**Material shown**

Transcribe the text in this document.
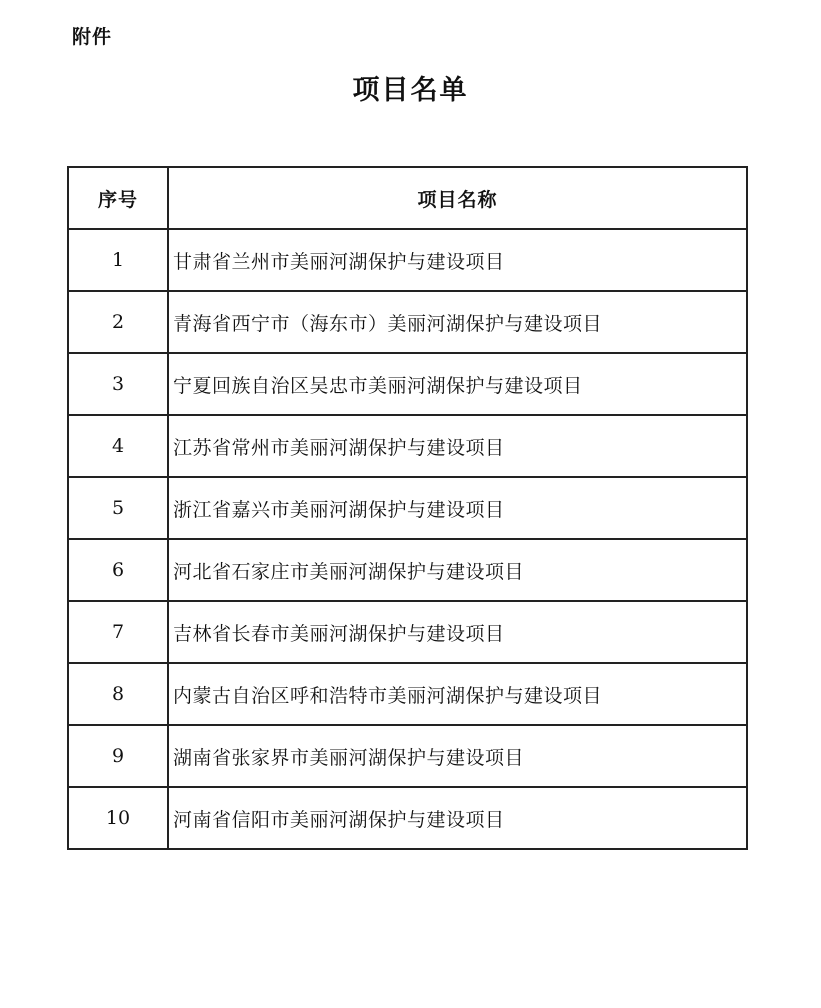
附件
项目名单
序号	项目名称
1	甘肃省兰州市美丽河湖保护与建设项目
2	青海省西宁市（海东市）美丽河湖保护与建设项目
3	宁夏回族自治区吴忠市美丽河湖保护与建设项目
4	江苏省常州市美丽河湖保护与建设项目
5	浙江省嘉兴市美丽河湖保护与建设项目
6	河北省石家庄市美丽河湖保护与建设项目
7	吉林省长春市美丽河湖保护与建设项目
8	内蒙古自治区呼和浩特市美丽河湖保护与建设项目
9	湖南省张家界市美丽河湖保护与建设项目
10	河南省信阳市美丽河湖保护与建设项目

**Exercise brief**
Go through the data above and transcribe it in full, omitting any image.

**Answer**
Transcribe the text in this document.
附件
项目名单
序号	项目名称
1	甘肃省兰州市美丽河湖保护与建设项目
2	青海省西宁市（海东市）美丽河湖保护与建设项目
3	宁夏回族自治区吴忠市美丽河湖保护与建设项目
4	江苏省常州市美丽河湖保护与建设项目
5	浙江省嘉兴市美丽河湖保护与建设项目
6	河北省石家庄市美丽河湖保护与建设项目
7	吉林省长春市美丽河湖保护与建设项目
8	内蒙古自治区呼和浩特市美丽河湖保护与建设项目
9	湖南省张家界市美丽河湖保护与建设项目
10	河南省信阳市美丽河湖保护与建设项目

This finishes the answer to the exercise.